** STATED TASK **
In the lines from the beginning through the line containing "volume-units-value: Liters —", inclusive, rename "chevron-down-icon" to "arrow-down-icon" and reproduce those lines with everything else unchanged.

[Labeled region entries]
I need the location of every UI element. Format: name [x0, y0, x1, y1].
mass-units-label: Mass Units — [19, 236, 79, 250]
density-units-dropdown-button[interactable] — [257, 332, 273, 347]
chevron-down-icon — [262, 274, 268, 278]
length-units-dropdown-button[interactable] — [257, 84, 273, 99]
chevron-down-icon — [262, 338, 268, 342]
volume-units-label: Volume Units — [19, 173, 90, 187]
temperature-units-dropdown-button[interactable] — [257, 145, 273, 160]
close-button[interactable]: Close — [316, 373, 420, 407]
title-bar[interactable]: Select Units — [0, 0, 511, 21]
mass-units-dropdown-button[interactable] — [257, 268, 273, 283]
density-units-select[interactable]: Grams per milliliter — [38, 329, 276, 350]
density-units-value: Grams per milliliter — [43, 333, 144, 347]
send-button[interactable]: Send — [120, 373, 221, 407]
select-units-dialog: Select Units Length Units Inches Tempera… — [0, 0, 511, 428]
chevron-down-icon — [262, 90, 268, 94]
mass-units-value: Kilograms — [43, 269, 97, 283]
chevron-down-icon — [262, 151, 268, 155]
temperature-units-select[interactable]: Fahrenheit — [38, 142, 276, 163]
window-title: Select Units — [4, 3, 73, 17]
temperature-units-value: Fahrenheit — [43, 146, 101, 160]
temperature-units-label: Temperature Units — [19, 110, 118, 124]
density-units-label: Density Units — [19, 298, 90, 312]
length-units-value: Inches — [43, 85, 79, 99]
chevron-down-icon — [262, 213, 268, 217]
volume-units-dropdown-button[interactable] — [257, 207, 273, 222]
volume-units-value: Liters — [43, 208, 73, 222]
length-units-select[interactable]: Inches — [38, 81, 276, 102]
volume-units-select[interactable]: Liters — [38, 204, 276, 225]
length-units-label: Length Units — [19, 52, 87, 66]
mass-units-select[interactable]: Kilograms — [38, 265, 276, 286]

** CORRECT OUTPUT **
I need the location of every UI element. Format: name [x0, y0, x1, y1].
mass-units-label: Mass Units — [19, 236, 79, 250]
density-units-dropdown-button[interactable] — [257, 332, 273, 347]
arrow-down-icon — [262, 274, 268, 278]
length-units-dropdown-button[interactable] — [257, 84, 273, 99]
arrow-down-icon — [262, 338, 268, 342]
volume-units-label: Volume Units — [19, 173, 90, 187]
temperature-units-dropdown-button[interactable] — [257, 145, 273, 160]
close-button[interactable]: Close — [316, 373, 420, 407]
title-bar[interactable]: Select Units — [0, 0, 511, 21]
mass-units-dropdown-button[interactable] — [257, 268, 273, 283]
density-units-select[interactable]: Grams per milliliter — [38, 329, 276, 350]
density-units-value: Grams per milliliter — [43, 333, 144, 347]
send-button[interactable]: Send — [120, 373, 221, 407]
select-units-dialog: Select Units Length Units Inches Tempera… — [0, 0, 511, 428]
arrow-down-icon — [262, 90, 268, 94]
mass-units-value: Kilograms — [43, 269, 97, 283]
arrow-down-icon — [262, 151, 268, 155]
temperature-units-select[interactable]: Fahrenheit — [38, 142, 276, 163]
window-title: Select Units — [4, 3, 73, 17]
temperature-units-value: Fahrenheit — [43, 146, 101, 160]
temperature-units-label: Temperature Units — [19, 110, 118, 124]
density-units-label: Density Units — [19, 298, 90, 312]
length-units-value: Inches — [43, 85, 79, 99]
arrow-down-icon — [262, 213, 268, 217]
volume-units-dropdown-button[interactable] — [257, 207, 273, 222]
volume-units-value: Liters — [43, 208, 73, 222]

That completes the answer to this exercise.